SHORT TASK. Return the listing below in full, with every line exactly as it is.

RECORDS FOR PROCESSING.

◆ ◆ ◆ ◆ ◆ ◆ ◆

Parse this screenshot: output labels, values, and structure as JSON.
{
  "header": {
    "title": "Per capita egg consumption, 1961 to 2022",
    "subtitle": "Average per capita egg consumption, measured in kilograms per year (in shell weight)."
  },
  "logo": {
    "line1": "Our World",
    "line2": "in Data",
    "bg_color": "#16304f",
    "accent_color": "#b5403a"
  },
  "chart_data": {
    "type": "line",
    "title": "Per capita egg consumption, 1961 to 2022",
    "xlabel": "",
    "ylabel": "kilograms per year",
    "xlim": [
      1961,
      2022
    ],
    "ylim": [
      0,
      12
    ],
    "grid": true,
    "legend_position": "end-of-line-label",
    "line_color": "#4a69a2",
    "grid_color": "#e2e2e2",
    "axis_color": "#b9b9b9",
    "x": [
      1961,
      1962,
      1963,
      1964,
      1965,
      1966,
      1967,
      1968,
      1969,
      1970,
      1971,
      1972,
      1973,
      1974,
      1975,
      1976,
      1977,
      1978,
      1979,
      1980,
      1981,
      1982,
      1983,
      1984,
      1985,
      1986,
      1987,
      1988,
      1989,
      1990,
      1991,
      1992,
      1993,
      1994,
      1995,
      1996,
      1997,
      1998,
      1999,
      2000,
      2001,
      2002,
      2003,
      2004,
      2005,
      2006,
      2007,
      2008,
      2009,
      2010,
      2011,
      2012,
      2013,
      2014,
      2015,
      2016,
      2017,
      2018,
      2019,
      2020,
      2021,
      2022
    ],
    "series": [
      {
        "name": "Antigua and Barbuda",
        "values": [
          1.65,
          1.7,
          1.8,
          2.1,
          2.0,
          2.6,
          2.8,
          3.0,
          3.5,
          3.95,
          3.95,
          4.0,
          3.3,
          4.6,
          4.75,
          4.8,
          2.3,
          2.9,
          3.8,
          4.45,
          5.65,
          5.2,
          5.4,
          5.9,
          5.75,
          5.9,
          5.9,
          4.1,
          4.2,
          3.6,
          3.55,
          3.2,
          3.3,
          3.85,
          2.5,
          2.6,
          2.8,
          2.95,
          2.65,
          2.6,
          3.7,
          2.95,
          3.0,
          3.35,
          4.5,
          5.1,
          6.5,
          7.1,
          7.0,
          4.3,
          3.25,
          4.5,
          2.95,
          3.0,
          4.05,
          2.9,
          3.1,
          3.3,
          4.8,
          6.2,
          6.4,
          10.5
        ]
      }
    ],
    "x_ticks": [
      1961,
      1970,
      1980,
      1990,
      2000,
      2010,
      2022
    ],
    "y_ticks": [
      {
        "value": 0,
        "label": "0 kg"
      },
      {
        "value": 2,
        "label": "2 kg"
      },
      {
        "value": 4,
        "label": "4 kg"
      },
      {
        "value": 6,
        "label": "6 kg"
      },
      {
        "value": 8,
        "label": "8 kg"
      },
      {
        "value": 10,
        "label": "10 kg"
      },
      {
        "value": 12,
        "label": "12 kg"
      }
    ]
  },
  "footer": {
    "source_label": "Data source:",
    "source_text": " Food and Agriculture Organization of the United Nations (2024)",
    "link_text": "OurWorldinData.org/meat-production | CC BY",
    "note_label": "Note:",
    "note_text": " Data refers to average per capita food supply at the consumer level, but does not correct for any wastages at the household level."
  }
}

◆ ◆ ◆ ◆ ◆ ◆ ◆

SOLUTION FOR THIS TASK.
Parse this screenshot: output labels, values, and structure as JSON.
{
  "header": {
    "title": "Per capita egg consumption, 1961 to 2022",
    "subtitle": "Average per capita egg consumption, measured in kilograms per year (in shell weight)."
  },
  "logo": {
    "line1": "Our World",
    "line2": "in Data",
    "bg_color": "#16304f",
    "accent_color": "#b5403a"
  },
  "chart_data": {
    "type": "line",
    "title": "Per capita egg consumption, 1961 to 2022",
    "xlabel": "",
    "ylabel": "kilograms per year",
    "xlim": [
      1961,
      2022
    ],
    "ylim": [
      0,
      12
    ],
    "grid": true,
    "legend_position": "end-of-line-label",
    "line_color": "#4a69a2",
    "grid_color": "#e2e2e2",
    "axis_color": "#b9b9b9",
    "x": [
      1961,
      1962,
      1963,
      1964,
      1965,
      1966,
      1967,
      1968,
      1969,
      1970,
      1971,
      1972,
      1973,
      1974,
      1975,
      1976,
      1977,
      1978,
      1979,
      1980,
      1981,
      1982,
      1983,
      1984,
      1985,
      1986,
      1987,
      1988,
      1989,
      1990,
      1991,
      1992,
      1993,
      1994,
      1995,
      1996,
      1997,
      1998,
      1999,
      2000,
      2001,
      2002,
      2003,
      2004,
      2005,
      2006,
      2007,
      2008,
      2009,
      2010,
      2011,
      2012,
      2013,
      2014,
      2015,
      2016,
      2017,
      2018,
      2019,
      2020,
      2021,
      2022
    ],
    "series": [
      {
        "name": "Antigua and Barbuda",
        "values": [
          1.65,
          1.7,
          1.8,
          2.1,
          2.0,
          2.6,
          2.8,
          3.0,
          3.5,
          3.95,
          3.95,
          4.0,
          3.3,
          4.6,
          4.75,
          4.8,
          2.3,
          2.9,
          3.8,
          4.45,
          5.65,
          5.2,
          5.4,
          5.9,
          5.75,
          5.9,
          5.9,
          4.1,
          4.2,
          3.6,
          3.55,
          3.2,
          3.3,
          3.85,
          2.5,
          2.6,
          2.8,
          2.95,
          2.65,
          2.6,
          3.7,
          2.95,
          3.0,
          3.35,
          4.5,
          5.1,
          6.5,
          7.1,
          7.0,
          4.3,
          3.25,
          4.5,
          2.95,
          3.0,
          4.05,
          2.9,
          3.1,
          3.3,
          4.8,
          6.2,
          6.4,
          10.5
        ]
      }
    ],
    "x_ticks": [
      1961,
      1970,
      1980,
      1990,
      2000,
      2010,
      2022
    ],
    "y_ticks": [
      {
        "value": 0,
        "label": "0 kg"
      },
      {
        "value": 2,
        "label": "2 kg"
      },
      {
        "value": 4,
        "label": "4 kg"
      },
      {
        "value": 6,
        "label": "6 kg"
      },
      {
        "value": 8,
        "label": "8 kg"
      },
      {
        "value": 10,
        "label": "10 kg"
      },
      {
        "value": 12,
        "label": "12 kg"
      }
    ]
  },
  "footer": {
    "source_label": "Data source:",
    "source_text": " Food and Agriculture Organization of the United Nations (2024)",
    "link_text": "OurWorldinData.org/meat-production | CC BY",
    "note_label": "Note:",
    "note_text": " Data refers to average per capita food supply at the consumer level, but does not correct for any wastages at the household level."
  }
}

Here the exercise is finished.